### Extracted records
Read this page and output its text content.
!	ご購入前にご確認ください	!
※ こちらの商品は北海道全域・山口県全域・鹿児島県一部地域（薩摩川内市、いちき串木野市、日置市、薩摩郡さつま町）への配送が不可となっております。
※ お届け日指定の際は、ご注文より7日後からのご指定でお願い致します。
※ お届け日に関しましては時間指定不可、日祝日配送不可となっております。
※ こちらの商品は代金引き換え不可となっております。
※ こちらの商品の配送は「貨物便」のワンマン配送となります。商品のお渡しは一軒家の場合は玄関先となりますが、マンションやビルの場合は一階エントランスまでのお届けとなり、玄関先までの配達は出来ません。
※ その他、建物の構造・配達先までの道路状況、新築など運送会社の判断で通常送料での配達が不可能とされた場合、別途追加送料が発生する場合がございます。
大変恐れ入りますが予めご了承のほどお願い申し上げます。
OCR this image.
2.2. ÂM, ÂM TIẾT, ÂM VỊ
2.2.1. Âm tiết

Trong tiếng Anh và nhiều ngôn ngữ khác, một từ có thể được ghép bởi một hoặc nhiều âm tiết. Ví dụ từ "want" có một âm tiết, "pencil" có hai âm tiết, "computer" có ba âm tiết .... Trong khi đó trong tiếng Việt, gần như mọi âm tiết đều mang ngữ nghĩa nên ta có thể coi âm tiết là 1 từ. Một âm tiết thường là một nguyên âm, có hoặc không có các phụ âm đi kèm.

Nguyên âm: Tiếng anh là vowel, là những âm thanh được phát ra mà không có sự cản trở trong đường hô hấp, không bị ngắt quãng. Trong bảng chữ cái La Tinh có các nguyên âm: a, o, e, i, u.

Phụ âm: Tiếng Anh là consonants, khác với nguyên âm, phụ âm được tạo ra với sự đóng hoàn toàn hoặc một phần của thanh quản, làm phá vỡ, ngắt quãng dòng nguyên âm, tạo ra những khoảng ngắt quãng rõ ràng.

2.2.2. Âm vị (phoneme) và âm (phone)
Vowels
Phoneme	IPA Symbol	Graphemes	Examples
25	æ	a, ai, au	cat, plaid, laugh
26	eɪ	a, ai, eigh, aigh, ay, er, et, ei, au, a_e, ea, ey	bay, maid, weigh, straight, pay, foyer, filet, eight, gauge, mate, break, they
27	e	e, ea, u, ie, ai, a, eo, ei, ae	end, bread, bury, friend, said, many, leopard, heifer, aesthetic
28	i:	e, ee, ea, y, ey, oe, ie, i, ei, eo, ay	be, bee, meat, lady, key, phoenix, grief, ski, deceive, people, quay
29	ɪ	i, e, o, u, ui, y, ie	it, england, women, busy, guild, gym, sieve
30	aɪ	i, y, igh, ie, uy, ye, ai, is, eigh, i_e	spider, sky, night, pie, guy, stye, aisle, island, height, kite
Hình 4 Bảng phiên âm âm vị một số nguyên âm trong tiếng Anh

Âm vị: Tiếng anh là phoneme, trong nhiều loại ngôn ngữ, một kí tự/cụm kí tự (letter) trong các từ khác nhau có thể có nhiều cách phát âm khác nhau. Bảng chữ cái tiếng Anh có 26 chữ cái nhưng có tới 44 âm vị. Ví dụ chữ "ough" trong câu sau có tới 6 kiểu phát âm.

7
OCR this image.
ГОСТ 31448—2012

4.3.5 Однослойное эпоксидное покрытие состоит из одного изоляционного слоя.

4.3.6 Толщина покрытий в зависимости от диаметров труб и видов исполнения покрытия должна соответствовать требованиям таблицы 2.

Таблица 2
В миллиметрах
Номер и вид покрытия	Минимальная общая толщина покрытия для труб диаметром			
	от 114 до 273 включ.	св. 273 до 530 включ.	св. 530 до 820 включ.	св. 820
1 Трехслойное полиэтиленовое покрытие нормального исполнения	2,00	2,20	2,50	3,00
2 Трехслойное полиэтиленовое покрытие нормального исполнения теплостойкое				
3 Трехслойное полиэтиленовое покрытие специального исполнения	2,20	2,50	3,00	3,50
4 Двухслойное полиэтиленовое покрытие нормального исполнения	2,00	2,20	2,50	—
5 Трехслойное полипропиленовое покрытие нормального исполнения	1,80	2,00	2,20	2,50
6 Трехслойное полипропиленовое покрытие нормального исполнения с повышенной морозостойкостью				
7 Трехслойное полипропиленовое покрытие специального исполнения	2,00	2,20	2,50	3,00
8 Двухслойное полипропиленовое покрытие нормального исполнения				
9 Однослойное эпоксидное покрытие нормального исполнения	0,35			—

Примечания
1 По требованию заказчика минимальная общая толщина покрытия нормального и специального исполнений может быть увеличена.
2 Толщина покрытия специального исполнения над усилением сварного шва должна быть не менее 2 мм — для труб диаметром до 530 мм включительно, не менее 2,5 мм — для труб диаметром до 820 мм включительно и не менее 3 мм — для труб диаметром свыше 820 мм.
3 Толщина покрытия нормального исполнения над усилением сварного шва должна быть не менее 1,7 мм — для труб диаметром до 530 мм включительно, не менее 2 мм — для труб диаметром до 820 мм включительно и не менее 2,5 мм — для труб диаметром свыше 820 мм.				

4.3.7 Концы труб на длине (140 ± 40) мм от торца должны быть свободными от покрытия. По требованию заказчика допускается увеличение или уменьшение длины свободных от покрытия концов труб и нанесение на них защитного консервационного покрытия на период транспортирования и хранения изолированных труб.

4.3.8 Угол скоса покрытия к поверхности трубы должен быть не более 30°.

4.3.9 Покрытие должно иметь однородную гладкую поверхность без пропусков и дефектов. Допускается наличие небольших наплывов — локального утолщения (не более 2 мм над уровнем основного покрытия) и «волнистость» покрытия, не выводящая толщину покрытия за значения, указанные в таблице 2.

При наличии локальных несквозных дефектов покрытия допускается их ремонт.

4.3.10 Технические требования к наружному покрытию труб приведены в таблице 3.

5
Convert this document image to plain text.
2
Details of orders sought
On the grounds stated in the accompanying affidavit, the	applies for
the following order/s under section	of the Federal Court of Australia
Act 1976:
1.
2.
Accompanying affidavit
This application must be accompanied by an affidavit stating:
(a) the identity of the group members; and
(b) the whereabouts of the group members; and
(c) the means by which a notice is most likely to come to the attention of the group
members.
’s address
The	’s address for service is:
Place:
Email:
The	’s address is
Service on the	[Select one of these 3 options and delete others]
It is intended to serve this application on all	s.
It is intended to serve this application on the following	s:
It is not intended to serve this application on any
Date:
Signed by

### The request
Everything from the line containing "Convert this document image to plain text." through the last line of the records must be given again exactly; leave out all other lines.

### Written response
Convert this document image to plain text.
2
Details of orders sought
On the grounds stated in the accompanying affidavit, the	applies for
the following order/s under section	of the Federal Court of Australia
Act 1976:
1.
2.
Accompanying affidavit
This application must be accompanied by an affidavit stating:
(a) the identity of the group members; and
(b) the whereabouts of the group members; and
(c) the means by which a notice is most likely to come to the attention of the group
members.
’s address
The	’s address for service is:
Place:
Email:
The	’s address is
Service on the	[Select one of these 3 options and delete others]
It is intended to serve this application on all	s.
It is intended to serve this application on the following	s:
It is not intended to serve this application on any
Date:
Signed by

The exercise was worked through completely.